* **Written exercise**:
Format the lines from the one containing "quicklook-version-value: 1.17 [190,718,219,733]" up to and including the one containing "good-point [617,409,627,419]" as a JSON list of strings, one string per line, leaving out any blank lines.

* **Records supplied**:
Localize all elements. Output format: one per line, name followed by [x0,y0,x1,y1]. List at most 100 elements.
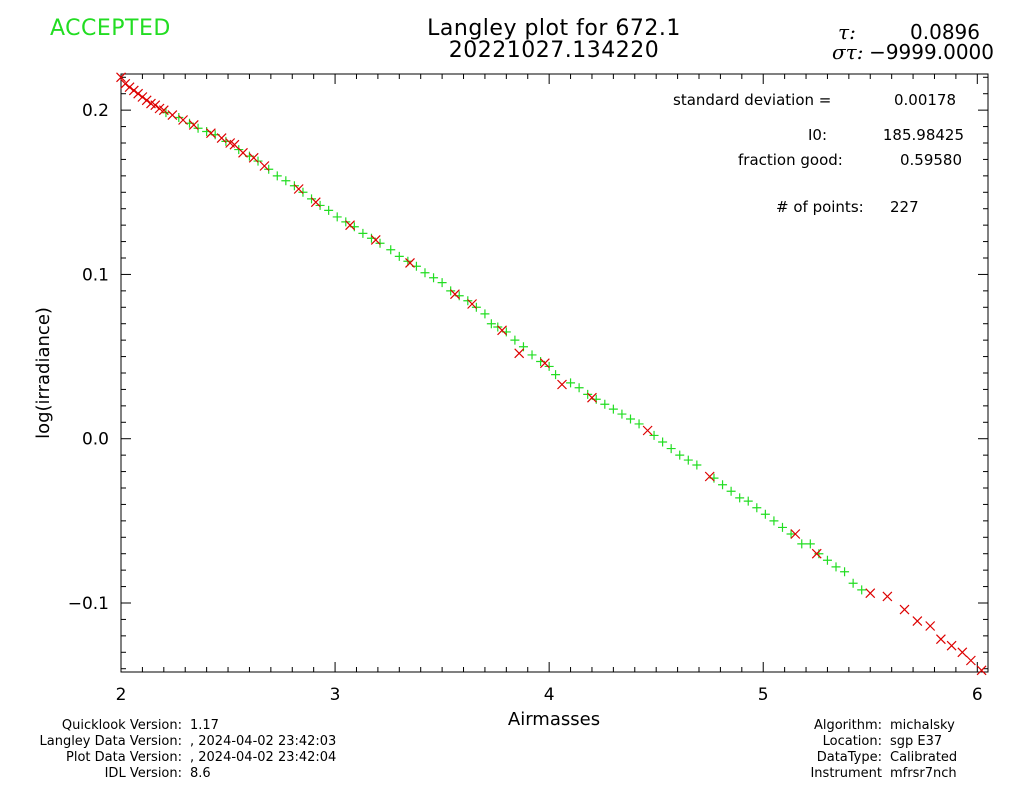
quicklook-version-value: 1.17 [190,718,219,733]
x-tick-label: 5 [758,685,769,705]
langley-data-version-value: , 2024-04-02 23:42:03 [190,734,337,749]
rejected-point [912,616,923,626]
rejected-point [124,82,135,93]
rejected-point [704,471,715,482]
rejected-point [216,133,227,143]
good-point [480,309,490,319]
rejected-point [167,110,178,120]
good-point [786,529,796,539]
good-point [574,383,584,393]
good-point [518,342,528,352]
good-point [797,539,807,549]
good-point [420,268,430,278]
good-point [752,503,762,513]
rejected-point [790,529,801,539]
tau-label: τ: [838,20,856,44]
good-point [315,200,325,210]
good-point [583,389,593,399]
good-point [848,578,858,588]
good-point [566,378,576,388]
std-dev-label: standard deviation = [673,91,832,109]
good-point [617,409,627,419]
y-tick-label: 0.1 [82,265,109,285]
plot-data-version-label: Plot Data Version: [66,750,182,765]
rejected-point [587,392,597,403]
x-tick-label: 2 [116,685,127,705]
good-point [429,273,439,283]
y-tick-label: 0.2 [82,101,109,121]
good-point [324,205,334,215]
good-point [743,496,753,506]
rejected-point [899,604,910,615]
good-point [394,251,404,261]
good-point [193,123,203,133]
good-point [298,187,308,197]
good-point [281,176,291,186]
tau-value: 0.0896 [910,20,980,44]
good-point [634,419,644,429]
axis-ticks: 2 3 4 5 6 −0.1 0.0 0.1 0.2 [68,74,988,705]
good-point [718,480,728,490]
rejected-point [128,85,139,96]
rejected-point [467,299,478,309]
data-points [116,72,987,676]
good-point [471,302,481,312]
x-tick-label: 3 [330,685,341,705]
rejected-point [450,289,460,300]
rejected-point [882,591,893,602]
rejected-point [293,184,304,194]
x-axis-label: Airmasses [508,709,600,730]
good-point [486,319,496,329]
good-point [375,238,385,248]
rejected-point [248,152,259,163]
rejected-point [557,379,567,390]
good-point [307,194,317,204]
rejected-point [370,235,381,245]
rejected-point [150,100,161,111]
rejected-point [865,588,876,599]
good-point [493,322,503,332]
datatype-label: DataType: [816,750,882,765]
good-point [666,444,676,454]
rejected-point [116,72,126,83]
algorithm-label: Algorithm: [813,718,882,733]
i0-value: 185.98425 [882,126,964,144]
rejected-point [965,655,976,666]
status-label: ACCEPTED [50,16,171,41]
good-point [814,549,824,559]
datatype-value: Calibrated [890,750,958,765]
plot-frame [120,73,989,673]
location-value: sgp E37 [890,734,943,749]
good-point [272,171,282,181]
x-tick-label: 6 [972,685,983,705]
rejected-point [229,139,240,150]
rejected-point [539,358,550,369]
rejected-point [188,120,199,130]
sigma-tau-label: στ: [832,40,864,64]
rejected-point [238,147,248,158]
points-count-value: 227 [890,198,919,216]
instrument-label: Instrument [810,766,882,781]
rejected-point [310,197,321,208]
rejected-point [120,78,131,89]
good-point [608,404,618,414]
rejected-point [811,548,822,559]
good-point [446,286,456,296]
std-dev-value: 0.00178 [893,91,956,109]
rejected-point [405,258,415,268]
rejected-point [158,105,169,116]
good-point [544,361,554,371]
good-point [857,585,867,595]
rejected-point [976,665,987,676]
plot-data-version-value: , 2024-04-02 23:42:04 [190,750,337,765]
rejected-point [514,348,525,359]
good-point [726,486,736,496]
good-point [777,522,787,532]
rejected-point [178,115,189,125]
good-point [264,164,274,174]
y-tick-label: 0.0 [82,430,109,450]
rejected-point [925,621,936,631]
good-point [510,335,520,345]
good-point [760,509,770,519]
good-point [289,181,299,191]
==
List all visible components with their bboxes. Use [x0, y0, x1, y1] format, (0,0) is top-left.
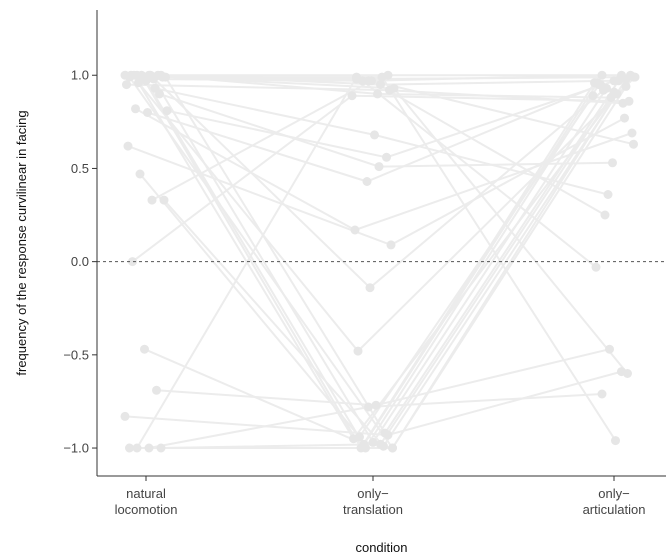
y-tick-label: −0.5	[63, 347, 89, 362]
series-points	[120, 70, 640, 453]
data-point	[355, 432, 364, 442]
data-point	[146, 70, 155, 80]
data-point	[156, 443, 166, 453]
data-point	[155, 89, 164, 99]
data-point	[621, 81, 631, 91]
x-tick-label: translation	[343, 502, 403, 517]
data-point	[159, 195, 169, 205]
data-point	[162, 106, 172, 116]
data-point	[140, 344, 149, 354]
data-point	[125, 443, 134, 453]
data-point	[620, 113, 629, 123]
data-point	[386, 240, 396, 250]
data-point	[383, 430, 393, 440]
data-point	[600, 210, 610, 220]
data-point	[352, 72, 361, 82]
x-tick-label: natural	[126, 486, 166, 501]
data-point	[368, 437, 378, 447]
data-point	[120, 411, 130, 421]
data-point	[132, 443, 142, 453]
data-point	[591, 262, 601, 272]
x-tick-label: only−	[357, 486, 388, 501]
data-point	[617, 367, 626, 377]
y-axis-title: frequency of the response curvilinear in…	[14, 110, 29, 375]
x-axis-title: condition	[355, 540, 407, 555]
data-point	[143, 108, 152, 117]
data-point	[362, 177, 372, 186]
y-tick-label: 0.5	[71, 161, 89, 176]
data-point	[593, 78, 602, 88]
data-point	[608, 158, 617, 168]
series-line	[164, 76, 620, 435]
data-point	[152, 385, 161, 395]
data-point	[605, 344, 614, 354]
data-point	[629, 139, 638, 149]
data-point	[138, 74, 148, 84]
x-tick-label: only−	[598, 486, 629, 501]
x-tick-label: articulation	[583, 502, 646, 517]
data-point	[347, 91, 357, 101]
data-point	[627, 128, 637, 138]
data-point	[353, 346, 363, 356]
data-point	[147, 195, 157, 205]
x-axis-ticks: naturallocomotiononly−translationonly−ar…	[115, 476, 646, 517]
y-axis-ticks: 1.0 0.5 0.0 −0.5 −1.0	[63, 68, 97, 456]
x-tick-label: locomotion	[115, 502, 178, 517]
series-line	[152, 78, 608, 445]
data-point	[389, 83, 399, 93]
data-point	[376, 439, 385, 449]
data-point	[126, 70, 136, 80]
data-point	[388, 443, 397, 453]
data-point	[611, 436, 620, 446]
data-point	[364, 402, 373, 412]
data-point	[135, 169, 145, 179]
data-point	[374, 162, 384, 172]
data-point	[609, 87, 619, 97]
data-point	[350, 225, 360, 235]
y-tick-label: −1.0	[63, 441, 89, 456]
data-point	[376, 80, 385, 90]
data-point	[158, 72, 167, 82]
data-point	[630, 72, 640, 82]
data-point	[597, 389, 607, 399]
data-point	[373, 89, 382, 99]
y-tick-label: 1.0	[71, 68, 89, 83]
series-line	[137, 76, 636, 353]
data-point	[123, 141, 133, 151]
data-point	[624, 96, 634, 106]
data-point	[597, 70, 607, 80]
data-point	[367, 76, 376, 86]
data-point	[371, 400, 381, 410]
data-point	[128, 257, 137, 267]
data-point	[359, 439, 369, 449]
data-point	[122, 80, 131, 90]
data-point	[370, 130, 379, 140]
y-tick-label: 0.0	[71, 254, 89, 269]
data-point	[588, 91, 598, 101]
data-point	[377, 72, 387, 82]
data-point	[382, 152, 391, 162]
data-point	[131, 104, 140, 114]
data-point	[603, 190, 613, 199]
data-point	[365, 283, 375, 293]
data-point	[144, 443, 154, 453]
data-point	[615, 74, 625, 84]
==
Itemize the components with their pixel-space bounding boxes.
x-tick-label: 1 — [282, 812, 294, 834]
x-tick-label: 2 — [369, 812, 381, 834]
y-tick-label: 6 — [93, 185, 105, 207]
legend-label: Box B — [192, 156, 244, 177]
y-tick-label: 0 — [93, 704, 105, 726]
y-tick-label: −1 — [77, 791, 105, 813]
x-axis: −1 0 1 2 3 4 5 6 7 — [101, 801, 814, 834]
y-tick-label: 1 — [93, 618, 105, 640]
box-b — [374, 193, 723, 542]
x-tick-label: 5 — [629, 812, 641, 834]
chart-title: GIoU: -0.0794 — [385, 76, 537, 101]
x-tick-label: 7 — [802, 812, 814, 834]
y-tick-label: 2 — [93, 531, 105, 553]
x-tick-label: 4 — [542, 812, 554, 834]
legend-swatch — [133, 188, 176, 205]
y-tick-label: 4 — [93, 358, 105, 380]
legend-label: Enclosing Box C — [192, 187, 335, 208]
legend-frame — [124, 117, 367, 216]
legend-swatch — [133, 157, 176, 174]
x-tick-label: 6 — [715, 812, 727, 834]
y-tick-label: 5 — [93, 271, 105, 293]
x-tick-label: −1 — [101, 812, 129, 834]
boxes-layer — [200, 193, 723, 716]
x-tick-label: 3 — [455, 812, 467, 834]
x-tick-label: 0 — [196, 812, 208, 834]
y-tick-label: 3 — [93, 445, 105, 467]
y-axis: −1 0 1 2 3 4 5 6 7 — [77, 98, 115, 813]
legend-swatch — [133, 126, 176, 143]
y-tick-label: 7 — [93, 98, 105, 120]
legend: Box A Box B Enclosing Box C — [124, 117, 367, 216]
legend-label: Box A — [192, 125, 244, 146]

* **Final result**:
[
  "quicklook-version-value: 1.17 [190,718,219,733]",
  "x-tick-label: 5 [758,685,769,705]",
  "langley-data-version-value: , 2024-04-02 23:42:03 [190,734,337,749]",
  "rejected-point [912,616,923,626]",
  "rejected-point [124,82,135,93]",
  "rejected-point [704,471,715,482]",
  "rejected-point [216,133,227,143]",
  "good-point [480,309,490,319]",
  "rejected-point [167,110,178,120]",
  "good-point [786,529,796,539]",
  "good-point [574,383,584,393]",
  "good-point [518,342,528,352]",
  "good-point [797,539,807,549]",
  "good-point [420,268,430,278]",
  "good-point [752,503,762,513]",
  "rejected-point [790,529,801,539]",
  "tau-label: τ: [838,20,856,44]",
  "good-point [315,200,325,210]",
  "good-point [583,389,593,399]",
  "good-point [848,578,858,588]",
  "good-point [566,378,576,388]",
  "std-dev-label: standard deviation = [673,91,832,109]",
  "good-point [617,409,627,419]"
]